* **Brief**
Please give the listing again, word for word, with nothing left out.

= = = = = = =

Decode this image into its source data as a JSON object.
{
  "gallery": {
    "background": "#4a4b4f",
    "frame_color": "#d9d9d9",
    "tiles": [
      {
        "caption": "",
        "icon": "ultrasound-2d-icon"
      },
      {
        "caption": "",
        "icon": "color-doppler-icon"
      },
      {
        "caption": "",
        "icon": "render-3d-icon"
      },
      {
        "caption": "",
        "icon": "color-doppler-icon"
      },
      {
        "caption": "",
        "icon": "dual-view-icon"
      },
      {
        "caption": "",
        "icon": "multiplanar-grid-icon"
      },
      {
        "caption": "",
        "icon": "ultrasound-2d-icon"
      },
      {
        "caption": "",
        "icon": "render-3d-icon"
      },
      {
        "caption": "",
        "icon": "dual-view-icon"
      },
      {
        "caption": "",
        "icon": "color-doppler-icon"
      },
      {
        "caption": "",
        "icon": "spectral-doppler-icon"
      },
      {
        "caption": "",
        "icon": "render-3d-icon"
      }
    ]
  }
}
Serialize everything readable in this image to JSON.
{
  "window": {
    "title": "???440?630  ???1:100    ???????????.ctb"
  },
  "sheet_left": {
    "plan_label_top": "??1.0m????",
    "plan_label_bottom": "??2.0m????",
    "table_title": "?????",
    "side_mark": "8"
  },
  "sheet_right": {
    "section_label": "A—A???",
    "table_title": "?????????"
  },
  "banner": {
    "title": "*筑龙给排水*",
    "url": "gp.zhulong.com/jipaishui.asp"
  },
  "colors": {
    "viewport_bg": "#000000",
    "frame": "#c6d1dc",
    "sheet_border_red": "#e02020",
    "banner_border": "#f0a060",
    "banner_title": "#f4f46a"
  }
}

= = = = = = =

* **Completed exercise**
Decode this image into its source data as a JSON object.
{
  "gallery": {
    "background": "#4a4b4f",
    "frame_color": "#d9d9d9",
    "tiles": [
      {
        "caption": "",
        "icon": "ultrasound-2d-icon"
      },
      {
        "caption": "",
        "icon": "color-doppler-icon"
      },
      {
        "caption": "",
        "icon": "render-3d-icon"
      },
      {
        "caption": "",
        "icon": "color-doppler-icon"
      },
      {
        "caption": "",
        "icon": "dual-view-icon"
      },
      {
        "caption": "",
        "icon": "multiplanar-grid-icon"
      },
      {
        "caption": "",
        "icon": "ultrasound-2d-icon"
      },
      {
        "caption": "",
        "icon": "render-3d-icon"
      },
      {
        "caption": "",
        "icon": "dual-view-icon"
      },
      {
        "caption": "",
        "icon": "color-doppler-icon"
      },
      {
        "caption": "",
        "icon": "spectral-doppler-icon"
      },
      {
        "caption": "",
        "icon": "render-3d-icon"
      }
    ]
  }
}
Serialize everything readable in this image to JSON.
{
  "window": {
    "title": "???440?630  ???1:100    ???????????.ctb"
  },
  "sheet_left": {
    "plan_label_top": "??1.0m????",
    "plan_label_bottom": "??2.0m????",
    "table_title": "?????",
    "side_mark": "8"
  },
  "sheet_right": {
    "section_label": "A—A???",
    "table_title": "?????????"
  },
  "banner": {
    "title": "*筑龙给排水*",
    "url": "gp.zhulong.com/jipaishui.asp"
  },
  "colors": {
    "viewport_bg": "#000000",
    "frame": "#c6d1dc",
    "sheet_border_red": "#e02020",
    "banner_border": "#f0a060",
    "banner_title": "#f4f46a"
  }
}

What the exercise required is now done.